• _Your goal_:
Go through the listing and pick out each line with the word "selected" in it.

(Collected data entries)
(begin)
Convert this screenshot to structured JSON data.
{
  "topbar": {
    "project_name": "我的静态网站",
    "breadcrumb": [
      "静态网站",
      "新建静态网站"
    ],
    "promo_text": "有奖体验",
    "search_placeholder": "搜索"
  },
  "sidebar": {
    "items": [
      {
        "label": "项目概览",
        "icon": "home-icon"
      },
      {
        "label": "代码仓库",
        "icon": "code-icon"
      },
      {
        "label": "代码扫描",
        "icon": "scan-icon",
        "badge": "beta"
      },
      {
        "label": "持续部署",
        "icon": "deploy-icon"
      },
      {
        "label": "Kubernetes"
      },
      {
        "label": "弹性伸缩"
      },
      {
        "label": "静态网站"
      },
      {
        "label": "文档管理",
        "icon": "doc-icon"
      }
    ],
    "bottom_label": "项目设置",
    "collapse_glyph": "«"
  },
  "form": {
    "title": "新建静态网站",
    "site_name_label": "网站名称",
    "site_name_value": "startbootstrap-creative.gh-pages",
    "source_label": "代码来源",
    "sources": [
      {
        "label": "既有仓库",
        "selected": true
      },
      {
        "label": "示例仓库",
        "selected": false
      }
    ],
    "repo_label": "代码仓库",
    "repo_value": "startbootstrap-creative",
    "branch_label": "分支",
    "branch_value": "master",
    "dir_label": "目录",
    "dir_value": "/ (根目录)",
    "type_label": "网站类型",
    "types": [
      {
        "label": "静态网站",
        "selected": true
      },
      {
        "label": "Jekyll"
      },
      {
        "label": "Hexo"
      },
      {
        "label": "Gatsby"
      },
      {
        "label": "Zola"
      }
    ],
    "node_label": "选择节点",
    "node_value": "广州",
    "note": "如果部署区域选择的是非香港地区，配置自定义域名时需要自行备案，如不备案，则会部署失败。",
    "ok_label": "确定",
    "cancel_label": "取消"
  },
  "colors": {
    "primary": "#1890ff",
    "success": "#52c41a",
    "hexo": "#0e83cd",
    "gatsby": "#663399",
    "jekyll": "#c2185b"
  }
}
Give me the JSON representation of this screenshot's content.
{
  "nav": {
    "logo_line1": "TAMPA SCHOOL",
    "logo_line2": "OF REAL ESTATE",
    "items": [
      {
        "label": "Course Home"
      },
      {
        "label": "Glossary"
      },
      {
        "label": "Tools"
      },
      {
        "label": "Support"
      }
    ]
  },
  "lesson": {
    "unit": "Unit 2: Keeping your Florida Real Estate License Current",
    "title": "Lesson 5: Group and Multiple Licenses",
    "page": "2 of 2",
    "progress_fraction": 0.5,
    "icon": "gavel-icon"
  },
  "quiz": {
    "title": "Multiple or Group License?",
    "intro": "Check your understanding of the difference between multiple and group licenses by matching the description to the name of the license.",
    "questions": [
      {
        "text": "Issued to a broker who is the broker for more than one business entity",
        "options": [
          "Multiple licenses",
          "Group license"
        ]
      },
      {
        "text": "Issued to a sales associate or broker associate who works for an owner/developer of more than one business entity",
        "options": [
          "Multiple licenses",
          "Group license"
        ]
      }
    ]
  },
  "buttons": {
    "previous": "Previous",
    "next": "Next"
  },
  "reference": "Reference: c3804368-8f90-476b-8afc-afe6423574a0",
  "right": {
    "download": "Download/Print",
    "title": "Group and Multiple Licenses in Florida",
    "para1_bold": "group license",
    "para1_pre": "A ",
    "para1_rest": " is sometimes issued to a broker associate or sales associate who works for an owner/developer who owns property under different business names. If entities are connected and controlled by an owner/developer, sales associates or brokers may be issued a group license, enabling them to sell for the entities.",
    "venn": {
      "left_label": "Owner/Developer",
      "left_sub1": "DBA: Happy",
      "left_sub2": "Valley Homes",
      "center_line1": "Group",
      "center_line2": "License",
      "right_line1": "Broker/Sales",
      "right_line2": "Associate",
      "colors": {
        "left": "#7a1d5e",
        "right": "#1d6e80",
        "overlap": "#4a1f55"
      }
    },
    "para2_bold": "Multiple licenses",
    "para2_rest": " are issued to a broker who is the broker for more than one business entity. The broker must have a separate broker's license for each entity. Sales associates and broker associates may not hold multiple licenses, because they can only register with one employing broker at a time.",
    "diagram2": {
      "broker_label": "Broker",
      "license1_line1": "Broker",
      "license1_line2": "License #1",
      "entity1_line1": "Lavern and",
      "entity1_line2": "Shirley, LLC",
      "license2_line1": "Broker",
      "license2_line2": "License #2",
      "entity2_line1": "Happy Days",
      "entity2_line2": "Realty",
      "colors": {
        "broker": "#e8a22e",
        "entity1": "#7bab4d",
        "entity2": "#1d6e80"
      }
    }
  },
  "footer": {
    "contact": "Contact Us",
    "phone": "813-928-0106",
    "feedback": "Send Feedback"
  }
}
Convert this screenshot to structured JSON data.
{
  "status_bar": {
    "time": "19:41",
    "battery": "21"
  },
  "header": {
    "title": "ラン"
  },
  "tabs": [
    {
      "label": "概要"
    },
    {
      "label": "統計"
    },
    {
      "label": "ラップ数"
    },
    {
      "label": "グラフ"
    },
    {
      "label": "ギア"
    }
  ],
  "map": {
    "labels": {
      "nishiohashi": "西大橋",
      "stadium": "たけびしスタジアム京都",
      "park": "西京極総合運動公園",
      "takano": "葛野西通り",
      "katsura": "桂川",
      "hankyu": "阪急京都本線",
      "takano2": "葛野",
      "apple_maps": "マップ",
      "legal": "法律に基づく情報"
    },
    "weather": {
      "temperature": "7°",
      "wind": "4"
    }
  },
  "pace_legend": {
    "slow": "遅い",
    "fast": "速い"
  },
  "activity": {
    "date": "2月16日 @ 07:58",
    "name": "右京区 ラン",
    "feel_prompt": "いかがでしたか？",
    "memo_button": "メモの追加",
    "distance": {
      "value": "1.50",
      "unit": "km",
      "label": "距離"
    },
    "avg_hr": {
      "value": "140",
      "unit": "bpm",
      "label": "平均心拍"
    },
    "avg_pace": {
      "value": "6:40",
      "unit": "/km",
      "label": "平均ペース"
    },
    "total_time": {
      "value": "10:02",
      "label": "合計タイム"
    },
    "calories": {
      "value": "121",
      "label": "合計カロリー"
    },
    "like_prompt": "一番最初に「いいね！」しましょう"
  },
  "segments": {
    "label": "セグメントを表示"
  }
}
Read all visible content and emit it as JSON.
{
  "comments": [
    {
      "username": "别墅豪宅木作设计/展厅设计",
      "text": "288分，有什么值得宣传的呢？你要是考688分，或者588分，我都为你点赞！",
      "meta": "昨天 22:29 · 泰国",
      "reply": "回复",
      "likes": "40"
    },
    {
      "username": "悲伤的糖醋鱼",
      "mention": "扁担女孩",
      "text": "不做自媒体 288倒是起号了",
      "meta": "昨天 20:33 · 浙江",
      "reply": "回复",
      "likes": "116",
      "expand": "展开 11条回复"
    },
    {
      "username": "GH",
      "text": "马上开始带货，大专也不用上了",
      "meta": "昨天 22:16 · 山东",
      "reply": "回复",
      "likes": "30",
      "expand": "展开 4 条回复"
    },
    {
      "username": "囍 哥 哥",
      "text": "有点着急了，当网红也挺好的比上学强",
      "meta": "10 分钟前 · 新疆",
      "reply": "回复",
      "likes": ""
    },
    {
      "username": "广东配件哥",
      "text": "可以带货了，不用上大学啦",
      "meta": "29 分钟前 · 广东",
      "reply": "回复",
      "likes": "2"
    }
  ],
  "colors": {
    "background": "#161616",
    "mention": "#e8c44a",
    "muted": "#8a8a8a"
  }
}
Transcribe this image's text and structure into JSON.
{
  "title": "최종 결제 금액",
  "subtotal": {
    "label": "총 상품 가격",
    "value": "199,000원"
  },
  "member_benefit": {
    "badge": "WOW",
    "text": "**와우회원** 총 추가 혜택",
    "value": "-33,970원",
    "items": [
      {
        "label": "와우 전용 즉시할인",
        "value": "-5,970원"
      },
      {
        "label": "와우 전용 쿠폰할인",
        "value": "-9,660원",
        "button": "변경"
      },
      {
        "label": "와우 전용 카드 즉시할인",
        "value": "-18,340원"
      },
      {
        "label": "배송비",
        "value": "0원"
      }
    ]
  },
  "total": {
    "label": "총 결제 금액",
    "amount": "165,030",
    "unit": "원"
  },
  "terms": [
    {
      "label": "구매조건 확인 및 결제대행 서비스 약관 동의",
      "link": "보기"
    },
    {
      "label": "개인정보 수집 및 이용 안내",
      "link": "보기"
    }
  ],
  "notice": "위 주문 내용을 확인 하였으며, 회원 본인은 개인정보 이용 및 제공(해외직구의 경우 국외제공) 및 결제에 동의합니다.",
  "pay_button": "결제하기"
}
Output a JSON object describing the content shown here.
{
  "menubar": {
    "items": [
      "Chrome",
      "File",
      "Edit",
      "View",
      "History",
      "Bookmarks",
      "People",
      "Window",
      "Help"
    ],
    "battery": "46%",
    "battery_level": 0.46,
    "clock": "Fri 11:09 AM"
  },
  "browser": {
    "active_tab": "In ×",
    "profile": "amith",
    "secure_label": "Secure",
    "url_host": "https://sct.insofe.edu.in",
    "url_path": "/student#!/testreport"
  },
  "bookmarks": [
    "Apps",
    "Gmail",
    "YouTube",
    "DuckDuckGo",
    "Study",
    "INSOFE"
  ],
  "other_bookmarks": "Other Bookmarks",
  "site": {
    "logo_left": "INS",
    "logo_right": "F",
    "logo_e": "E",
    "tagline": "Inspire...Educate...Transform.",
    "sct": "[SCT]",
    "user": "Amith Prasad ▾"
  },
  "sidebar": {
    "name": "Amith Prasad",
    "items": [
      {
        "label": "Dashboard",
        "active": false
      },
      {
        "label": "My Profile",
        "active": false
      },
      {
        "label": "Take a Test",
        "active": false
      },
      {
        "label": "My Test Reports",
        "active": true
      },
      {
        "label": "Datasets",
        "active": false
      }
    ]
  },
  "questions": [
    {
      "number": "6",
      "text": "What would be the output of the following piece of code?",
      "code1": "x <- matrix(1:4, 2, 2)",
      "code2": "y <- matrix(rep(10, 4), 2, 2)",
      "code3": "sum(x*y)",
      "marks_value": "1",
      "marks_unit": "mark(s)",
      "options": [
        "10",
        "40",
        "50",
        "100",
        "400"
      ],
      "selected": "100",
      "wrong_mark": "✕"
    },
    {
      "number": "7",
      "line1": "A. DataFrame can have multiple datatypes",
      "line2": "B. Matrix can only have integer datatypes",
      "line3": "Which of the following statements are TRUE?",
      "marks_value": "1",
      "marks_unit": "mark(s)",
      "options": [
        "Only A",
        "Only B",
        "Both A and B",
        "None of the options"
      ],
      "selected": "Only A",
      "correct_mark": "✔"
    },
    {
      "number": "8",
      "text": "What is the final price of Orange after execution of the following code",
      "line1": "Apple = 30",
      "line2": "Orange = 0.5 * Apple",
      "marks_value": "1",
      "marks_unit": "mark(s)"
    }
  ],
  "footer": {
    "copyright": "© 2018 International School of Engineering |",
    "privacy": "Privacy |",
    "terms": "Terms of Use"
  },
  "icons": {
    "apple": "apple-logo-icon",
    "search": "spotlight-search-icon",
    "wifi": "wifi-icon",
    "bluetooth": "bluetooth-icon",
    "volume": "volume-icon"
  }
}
(end)
• _Response to this task_:
        "selected": true
        "selected": false
        "selected": true
      "selected": "100",
      "selected": "Only A",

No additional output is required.